As the sun began to dip behind the hump-backed island we had just enough time to read the eclectic collection of signs near the cable-car depot. A fingerpost pointed to Moscow – 3010km away. Just Moscow, no Dublin or New York. Nearby a plaque commemorated the last resting place of four Germans who were killed here when their Luftwaffe Junkers crashed in 1943.
Our last stop was at Garinish Point where Atlantic waves were surfing over the narrow neck of a peninsula that formed a protective arc for a tiny fishing harbour. We walked along the concrete harbour wall, past a rusting ship's anchor and watched the seaweed swirling in the transparent water.
The wind was a little keener now and the rumble of the waves seemed to accentuate the isolation. Only a handful of whitewashed cottages dotted the hills behind us. There was almost the entire northern coast of the peninsula to explore but time really had run out.
For now the siren calls of Allihies and Coulagh Bay, Tuosisi and Urhin would have to be resisted.
Gardens of Ilnacullin
Maybe the reason not all tourists take the detour around Beara Peninsula is because they are enticed into the Gardens of Ilnacullin and tarry too long.
The gardens cover the whole of Garinish Island that lies at the head of Bantry Bay. A short ferry ride from Glengariff, past rock islets littered with basking speckled common seals, provides access to the island.
The 15 hectares of gardens were the labour of love of Annan Bryce, who bought the island from the British War Office in 1910. He commissioned architect Harold Peto to design a mansion and the garden and between the two of them they created a wild garden full of horticultural treasures and a stunning formal Italianate garden.
This was an awe-inspiring feat as the island consisted almost entirely of exposed rock or peat. Soil and humus had to be brought in by boat and rocks blasted to create planting holes. Annan Bryce died in 1923 but his son continued to develop the garden until his death in 1953. It was then bequeathed to the people of Ireland.

○ ○ ○ ○ ○

--- Exercise ---
According to the travel excerpt, from whom did Annan Bryce buy Garinish Island, and in what year?

○ ○ ○ ○ ○

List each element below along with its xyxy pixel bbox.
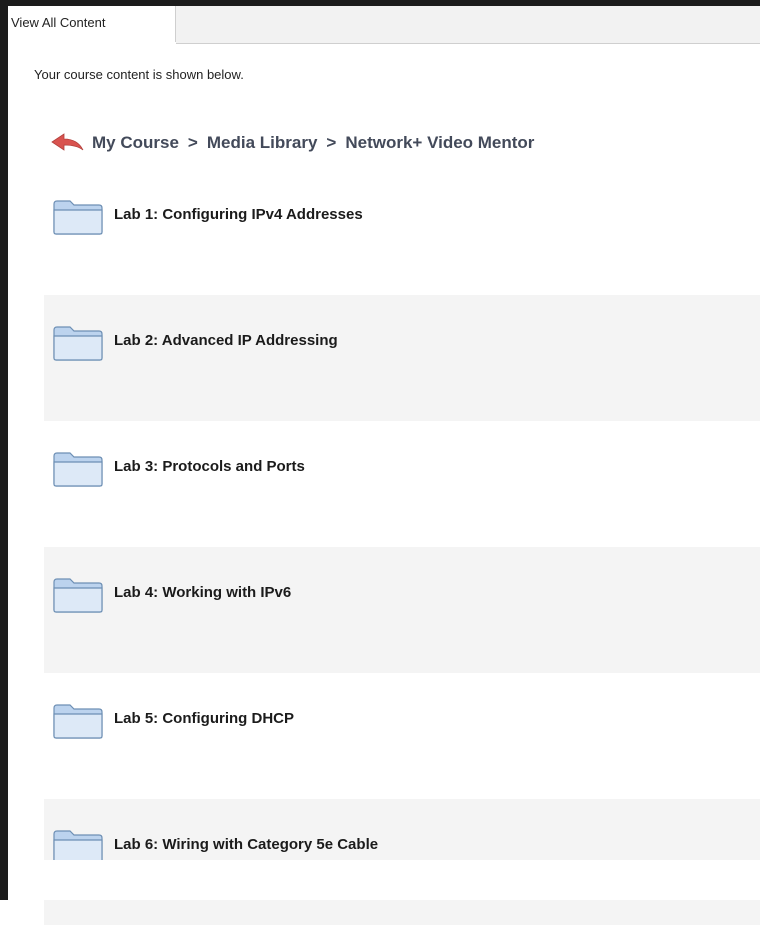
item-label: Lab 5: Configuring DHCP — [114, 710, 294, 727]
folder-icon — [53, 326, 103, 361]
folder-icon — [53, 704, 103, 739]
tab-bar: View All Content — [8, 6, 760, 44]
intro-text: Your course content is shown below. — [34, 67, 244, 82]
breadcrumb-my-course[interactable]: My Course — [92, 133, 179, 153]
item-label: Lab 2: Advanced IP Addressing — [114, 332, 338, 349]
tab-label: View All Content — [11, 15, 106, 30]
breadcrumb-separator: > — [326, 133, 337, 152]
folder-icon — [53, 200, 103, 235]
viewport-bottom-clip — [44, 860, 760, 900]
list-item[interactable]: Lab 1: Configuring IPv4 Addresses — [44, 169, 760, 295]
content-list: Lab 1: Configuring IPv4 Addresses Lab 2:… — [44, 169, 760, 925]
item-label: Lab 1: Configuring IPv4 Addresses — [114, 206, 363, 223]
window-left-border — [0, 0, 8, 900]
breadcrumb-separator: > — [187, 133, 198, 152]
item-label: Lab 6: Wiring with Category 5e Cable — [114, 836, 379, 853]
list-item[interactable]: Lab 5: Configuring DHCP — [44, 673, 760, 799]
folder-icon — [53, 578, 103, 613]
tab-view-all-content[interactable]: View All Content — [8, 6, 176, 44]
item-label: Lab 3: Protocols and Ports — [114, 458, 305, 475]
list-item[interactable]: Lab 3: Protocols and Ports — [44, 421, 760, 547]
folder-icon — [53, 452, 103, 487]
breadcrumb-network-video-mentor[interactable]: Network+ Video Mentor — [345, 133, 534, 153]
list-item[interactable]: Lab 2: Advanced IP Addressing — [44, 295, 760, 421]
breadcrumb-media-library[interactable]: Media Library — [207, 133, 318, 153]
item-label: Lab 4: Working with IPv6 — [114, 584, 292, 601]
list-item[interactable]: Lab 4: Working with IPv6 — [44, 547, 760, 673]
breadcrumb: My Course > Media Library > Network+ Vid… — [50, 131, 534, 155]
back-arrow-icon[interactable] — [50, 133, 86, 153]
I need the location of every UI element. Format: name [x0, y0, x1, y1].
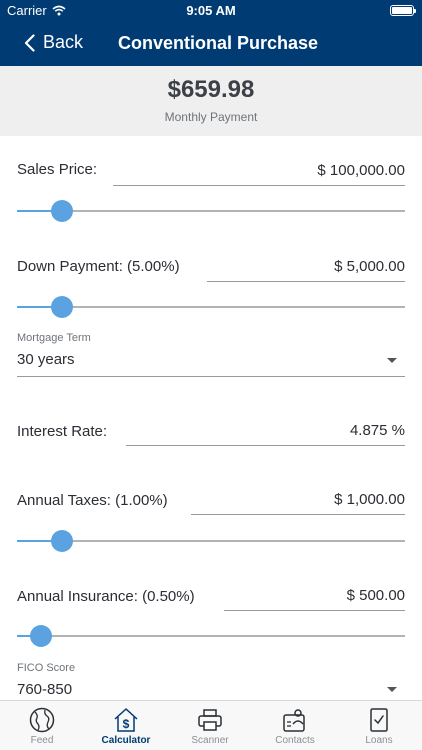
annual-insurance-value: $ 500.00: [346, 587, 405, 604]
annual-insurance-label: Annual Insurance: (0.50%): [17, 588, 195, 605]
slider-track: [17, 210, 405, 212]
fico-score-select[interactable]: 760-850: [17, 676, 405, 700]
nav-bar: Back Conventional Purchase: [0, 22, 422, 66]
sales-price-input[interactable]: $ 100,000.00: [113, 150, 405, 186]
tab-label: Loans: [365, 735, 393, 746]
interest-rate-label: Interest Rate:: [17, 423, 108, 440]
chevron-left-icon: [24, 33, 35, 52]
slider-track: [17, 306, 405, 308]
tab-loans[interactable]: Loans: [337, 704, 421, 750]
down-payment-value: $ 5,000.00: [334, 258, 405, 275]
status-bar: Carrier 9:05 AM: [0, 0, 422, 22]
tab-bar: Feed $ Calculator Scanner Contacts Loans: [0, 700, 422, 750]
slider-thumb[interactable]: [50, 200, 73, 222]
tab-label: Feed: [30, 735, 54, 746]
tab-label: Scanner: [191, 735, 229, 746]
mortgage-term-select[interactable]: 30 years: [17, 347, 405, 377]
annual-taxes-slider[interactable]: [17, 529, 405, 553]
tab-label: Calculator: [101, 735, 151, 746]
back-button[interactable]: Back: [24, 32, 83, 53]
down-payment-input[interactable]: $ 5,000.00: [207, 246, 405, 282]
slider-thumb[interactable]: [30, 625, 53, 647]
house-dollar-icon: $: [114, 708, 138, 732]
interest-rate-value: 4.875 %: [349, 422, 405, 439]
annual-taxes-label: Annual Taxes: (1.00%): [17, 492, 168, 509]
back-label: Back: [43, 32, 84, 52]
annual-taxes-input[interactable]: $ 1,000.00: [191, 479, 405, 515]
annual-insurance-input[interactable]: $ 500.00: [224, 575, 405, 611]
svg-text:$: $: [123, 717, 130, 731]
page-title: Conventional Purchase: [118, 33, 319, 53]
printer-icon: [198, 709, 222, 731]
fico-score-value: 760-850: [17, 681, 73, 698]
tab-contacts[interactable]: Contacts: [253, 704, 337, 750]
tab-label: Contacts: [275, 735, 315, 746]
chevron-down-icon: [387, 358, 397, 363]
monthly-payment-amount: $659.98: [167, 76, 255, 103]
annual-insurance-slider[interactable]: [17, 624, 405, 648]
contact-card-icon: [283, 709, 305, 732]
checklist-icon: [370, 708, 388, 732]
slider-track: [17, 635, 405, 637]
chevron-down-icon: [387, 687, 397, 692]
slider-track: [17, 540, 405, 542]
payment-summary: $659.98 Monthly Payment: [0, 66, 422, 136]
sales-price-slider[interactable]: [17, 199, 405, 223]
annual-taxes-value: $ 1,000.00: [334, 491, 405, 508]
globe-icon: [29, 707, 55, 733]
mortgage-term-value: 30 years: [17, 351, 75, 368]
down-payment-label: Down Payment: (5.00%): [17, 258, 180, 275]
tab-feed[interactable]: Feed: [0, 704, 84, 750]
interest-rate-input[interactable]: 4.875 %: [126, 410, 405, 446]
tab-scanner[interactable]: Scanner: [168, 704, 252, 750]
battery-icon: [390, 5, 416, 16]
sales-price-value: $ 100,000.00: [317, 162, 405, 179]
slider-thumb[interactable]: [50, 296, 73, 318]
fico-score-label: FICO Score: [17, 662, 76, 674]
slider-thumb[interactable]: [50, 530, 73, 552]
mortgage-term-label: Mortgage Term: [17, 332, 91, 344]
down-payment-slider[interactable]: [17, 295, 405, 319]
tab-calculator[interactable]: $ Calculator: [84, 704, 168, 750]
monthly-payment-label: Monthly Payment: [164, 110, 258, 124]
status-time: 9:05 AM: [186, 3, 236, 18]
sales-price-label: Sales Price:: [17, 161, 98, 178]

○ ○ ○ ○ ○

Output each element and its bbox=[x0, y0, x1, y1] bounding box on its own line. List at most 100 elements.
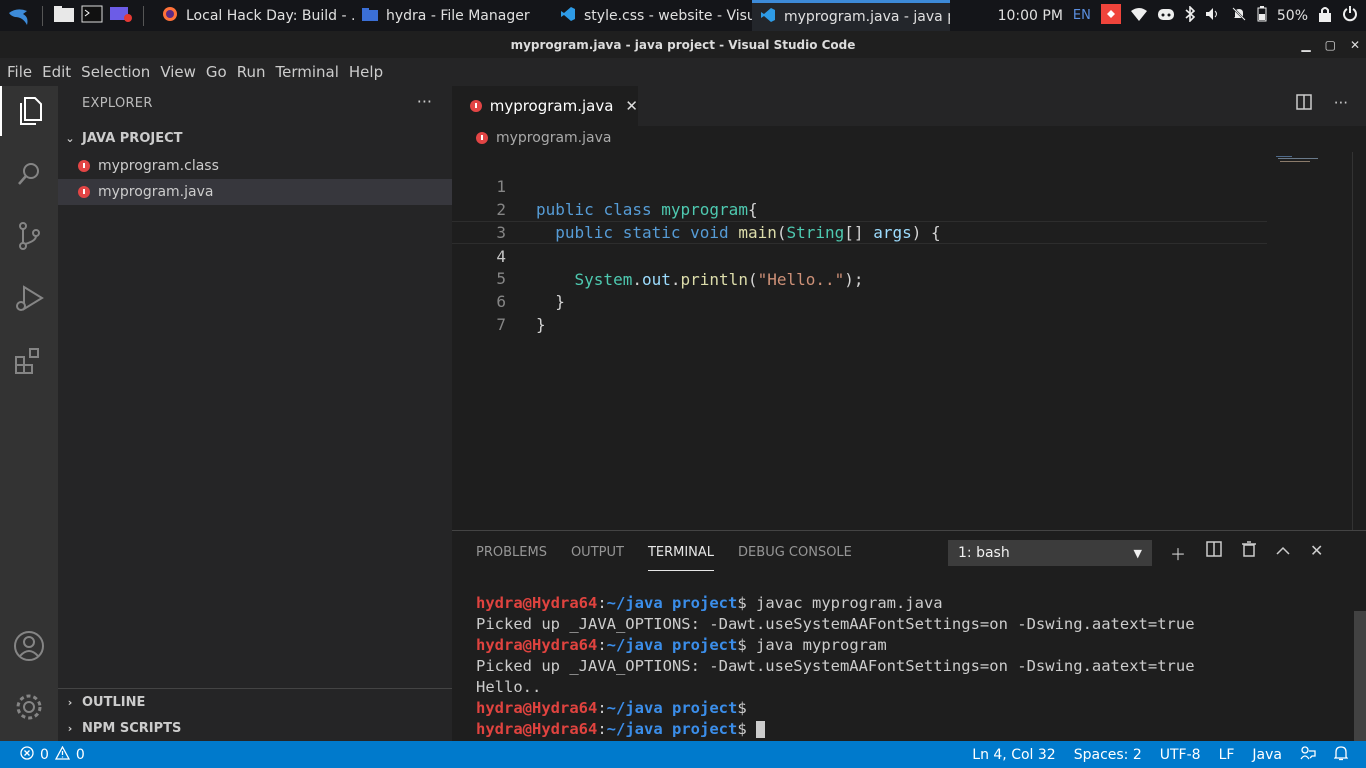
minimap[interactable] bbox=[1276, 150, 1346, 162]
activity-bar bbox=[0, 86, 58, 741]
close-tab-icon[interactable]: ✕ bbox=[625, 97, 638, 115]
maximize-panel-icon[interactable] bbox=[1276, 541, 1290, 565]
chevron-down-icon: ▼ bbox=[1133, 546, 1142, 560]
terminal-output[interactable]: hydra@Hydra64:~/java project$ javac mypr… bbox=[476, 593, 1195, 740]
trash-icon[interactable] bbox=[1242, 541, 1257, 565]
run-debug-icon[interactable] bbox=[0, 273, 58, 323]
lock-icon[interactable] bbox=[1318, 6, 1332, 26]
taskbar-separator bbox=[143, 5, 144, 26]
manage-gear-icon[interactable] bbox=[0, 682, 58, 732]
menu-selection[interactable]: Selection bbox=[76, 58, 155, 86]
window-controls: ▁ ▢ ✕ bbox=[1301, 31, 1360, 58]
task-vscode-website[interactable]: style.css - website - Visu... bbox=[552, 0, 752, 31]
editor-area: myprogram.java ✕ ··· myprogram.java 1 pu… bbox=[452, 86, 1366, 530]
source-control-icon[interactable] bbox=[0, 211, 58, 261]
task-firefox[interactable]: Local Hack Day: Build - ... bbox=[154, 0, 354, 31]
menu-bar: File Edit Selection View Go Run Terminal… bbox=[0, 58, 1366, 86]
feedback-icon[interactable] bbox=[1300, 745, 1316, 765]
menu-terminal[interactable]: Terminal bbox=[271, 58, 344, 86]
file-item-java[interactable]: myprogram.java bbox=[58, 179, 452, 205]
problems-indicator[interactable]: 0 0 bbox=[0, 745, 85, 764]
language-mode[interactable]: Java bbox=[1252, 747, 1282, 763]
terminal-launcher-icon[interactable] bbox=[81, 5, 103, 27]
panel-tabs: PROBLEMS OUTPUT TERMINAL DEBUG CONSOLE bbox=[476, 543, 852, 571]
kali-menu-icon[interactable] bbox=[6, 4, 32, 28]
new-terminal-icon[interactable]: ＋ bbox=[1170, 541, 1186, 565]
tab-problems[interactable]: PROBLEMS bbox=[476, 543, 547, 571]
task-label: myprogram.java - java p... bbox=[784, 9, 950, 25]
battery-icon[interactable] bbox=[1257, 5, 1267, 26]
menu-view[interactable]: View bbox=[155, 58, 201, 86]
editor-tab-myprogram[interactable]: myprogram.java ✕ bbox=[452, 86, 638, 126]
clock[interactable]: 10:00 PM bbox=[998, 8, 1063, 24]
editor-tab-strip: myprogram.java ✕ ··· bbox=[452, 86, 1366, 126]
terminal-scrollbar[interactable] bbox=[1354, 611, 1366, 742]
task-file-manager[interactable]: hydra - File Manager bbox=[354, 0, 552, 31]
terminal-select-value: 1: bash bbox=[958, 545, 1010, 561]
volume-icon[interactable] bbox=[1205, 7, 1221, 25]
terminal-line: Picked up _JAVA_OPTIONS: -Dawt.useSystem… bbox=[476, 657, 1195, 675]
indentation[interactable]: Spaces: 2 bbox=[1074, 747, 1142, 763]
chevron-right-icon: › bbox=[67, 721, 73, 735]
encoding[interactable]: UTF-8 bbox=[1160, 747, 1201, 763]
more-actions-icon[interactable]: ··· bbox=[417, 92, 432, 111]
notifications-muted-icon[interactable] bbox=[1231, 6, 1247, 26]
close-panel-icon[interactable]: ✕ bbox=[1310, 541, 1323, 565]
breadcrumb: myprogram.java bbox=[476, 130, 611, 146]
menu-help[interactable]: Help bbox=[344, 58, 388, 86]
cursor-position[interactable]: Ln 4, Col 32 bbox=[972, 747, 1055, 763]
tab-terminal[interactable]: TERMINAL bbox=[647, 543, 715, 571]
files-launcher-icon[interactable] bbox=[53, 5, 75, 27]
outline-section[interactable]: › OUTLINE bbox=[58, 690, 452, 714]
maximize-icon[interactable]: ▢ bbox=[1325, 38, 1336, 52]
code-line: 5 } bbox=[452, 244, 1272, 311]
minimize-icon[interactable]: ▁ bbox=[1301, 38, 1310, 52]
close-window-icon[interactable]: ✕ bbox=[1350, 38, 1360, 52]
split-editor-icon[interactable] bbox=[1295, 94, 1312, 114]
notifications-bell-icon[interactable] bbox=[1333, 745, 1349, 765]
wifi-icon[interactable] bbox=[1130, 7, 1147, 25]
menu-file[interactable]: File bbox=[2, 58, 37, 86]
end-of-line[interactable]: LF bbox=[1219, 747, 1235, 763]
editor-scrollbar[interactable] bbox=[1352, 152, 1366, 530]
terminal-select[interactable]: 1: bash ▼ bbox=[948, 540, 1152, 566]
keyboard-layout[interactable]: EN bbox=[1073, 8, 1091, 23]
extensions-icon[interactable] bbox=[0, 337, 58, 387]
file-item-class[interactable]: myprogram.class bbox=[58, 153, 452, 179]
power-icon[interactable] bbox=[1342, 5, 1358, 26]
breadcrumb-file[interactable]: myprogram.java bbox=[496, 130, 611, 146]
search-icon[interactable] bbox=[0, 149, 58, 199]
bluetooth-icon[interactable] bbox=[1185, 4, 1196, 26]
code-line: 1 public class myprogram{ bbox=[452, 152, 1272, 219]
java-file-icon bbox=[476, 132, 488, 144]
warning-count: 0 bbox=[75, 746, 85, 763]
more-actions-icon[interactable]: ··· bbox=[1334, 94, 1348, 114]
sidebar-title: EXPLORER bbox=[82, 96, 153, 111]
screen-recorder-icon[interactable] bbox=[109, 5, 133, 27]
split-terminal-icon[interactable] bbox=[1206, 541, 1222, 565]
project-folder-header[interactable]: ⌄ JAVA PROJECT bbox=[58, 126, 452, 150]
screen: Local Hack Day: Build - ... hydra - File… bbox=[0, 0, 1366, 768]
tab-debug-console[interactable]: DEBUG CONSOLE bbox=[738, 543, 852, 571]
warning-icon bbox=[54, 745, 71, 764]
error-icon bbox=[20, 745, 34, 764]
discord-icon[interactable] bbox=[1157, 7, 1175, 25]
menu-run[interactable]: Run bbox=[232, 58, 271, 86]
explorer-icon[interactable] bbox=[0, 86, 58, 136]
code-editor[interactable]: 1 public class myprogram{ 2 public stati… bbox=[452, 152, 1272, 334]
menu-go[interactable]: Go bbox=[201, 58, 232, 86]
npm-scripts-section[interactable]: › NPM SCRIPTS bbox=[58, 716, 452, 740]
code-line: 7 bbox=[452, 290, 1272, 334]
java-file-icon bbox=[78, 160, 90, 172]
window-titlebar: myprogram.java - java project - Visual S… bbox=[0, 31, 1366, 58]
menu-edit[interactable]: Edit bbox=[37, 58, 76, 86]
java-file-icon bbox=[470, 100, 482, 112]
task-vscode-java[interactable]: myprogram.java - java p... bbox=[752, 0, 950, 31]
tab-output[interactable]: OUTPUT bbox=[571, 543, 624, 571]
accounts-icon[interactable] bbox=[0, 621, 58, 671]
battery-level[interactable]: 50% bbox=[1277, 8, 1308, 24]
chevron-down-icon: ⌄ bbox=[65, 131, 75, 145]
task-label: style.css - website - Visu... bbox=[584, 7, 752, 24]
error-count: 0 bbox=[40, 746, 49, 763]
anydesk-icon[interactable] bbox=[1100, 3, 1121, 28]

○ ○ ○ ○ ○

--- Written solution ---
He bought it from the British War Office in 1910.